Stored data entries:
※ ※ ※

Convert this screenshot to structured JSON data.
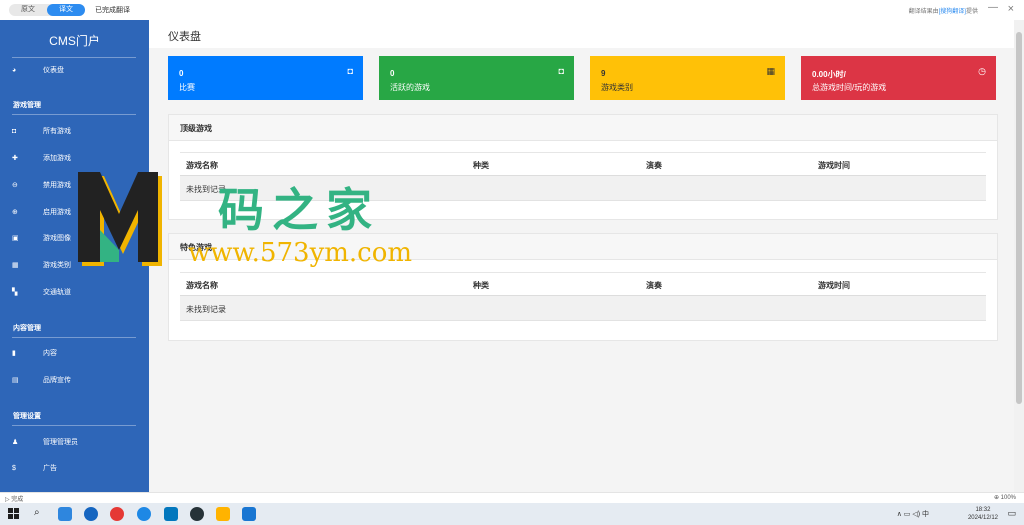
{
  "translate_bar": {
    "tab_original": "原文",
    "tab_translated": "译文",
    "status": "已完成翻译",
    "credit_prefix": "翻译结果由",
    "credit_link": "[搜狗翻译]",
    "credit_suffix": "提供",
    "more": "—",
    "close": "×"
  },
  "sidebar": {
    "brand": "CMS门户",
    "dashboard": "仪表盘",
    "sections": [
      {
        "title": "游戏管理"
      },
      {
        "title": "内容管理"
      },
      {
        "title": "管理设置"
      }
    ],
    "items": [
      {
        "label": "所有游戏",
        "icon": "gamepad-icon"
      },
      {
        "label": "添加游戏",
        "icon": "plus-icon"
      },
      {
        "label": "禁用游戏",
        "icon": "minus-circle-icon"
      },
      {
        "label": "启用游戏",
        "icon": "plus-circle-icon"
      },
      {
        "label": "游戏图像",
        "icon": "image-icon"
      },
      {
        "label": "游戏类别",
        "icon": "grid-icon"
      },
      {
        "label": "交通轨道",
        "icon": "map-icon"
      },
      {
        "label": "内容",
        "icon": "bookmark-icon"
      },
      {
        "label": "品牌宣传",
        "icon": "card-icon"
      },
      {
        "label": "管理管理员",
        "icon": "users-icon"
      },
      {
        "label": "广告",
        "icon": "dollar-icon"
      }
    ]
  },
  "page": {
    "title": "仪表盘"
  },
  "cards": [
    {
      "value": "0",
      "label": "比赛",
      "color": "#007bff",
      "icon": "gamepad-icon"
    },
    {
      "value": "0",
      "label": "活跃的游戏",
      "color": "#28a745",
      "icon": "gamepad-icon"
    },
    {
      "value": "9",
      "label": "游戏类别",
      "color": "#ffc107",
      "icon": "grid-icon"
    },
    {
      "value": "0.00小时/",
      "label": "总游戏时间/玩的游戏",
      "color": "#dc3545",
      "icon": "clock-icon"
    }
  ],
  "top_games": {
    "title": "顶级游戏",
    "columns": [
      "游戏名称",
      "种类",
      "演奏",
      "游戏时间"
    ],
    "empty": "未找到记录"
  },
  "featured_games": {
    "title": "特色游戏",
    "columns": [
      "游戏名称",
      "种类",
      "演奏",
      "游戏时间"
    ],
    "empty": "未找到记录"
  },
  "status_bar": {
    "left": "完成",
    "zoom": "100%"
  },
  "taskbar": {
    "time": "18:32",
    "date": "2024/12/12",
    "ime": "中"
  },
  "watermark": {
    "text": "码之家",
    "url": "www.573ym.com"
  }
}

※ ※ ※

Aim of the task:
Without the pictures, return the entries exactly as they appear.

Result below:
Convert this screenshot to structured JSON data.
{
  "translate_bar": {
    "tab_original": "原文",
    "tab_translated": "译文",
    "status": "已完成翻译",
    "credit_prefix": "翻译结果由",
    "credit_link": "[搜狗翻译]",
    "credit_suffix": "提供",
    "more": "—",
    "close": "×"
  },
  "sidebar": {
    "brand": "CMS门户",
    "dashboard": "仪表盘",
    "sections": [
      {
        "title": "游戏管理"
      },
      {
        "title": "内容管理"
      },
      {
        "title": "管理设置"
      }
    ],
    "items": [
      {
        "label": "所有游戏",
        "icon": "gamepad-icon"
      },
      {
        "label": "添加游戏",
        "icon": "plus-icon"
      },
      {
        "label": "禁用游戏",
        "icon": "minus-circle-icon"
      },
      {
        "label": "启用游戏",
        "icon": "plus-circle-icon"
      },
      {
        "label": "游戏图像",
        "icon": "image-icon"
      },
      {
        "label": "游戏类别",
        "icon": "grid-icon"
      },
      {
        "label": "交通轨道",
        "icon": "map-icon"
      },
      {
        "label": "内容",
        "icon": "bookmark-icon"
      },
      {
        "label": "品牌宣传",
        "icon": "card-icon"
      },
      {
        "label": "管理管理员",
        "icon": "users-icon"
      },
      {
        "label": "广告",
        "icon": "dollar-icon"
      }
    ]
  },
  "page": {
    "title": "仪表盘"
  },
  "cards": [
    {
      "value": "0",
      "label": "比赛",
      "color": "#007bff",
      "icon": "gamepad-icon"
    },
    {
      "value": "0",
      "label": "活跃的游戏",
      "color": "#28a745",
      "icon": "gamepad-icon"
    },
    {
      "value": "9",
      "label": "游戏类别",
      "color": "#ffc107",
      "icon": "grid-icon"
    },
    {
      "value": "0.00小时/",
      "label": "总游戏时间/玩的游戏",
      "color": "#dc3545",
      "icon": "clock-icon"
    }
  ],
  "top_games": {
    "title": "顶级游戏",
    "columns": [
      "游戏名称",
      "种类",
      "演奏",
      "游戏时间"
    ],
    "empty": "未找到记录"
  },
  "featured_games": {
    "title": "特色游戏",
    "columns": [
      "游戏名称",
      "种类",
      "演奏",
      "游戏时间"
    ],
    "empty": "未找到记录"
  },
  "status_bar": {
    "left": "完成",
    "zoom": "100%"
  },
  "taskbar": {
    "time": "18:32",
    "date": "2024/12/12",
    "ime": "中"
  },
  "watermark": {
    "text": "码之家",
    "url": "www.573ym.com"
  }
}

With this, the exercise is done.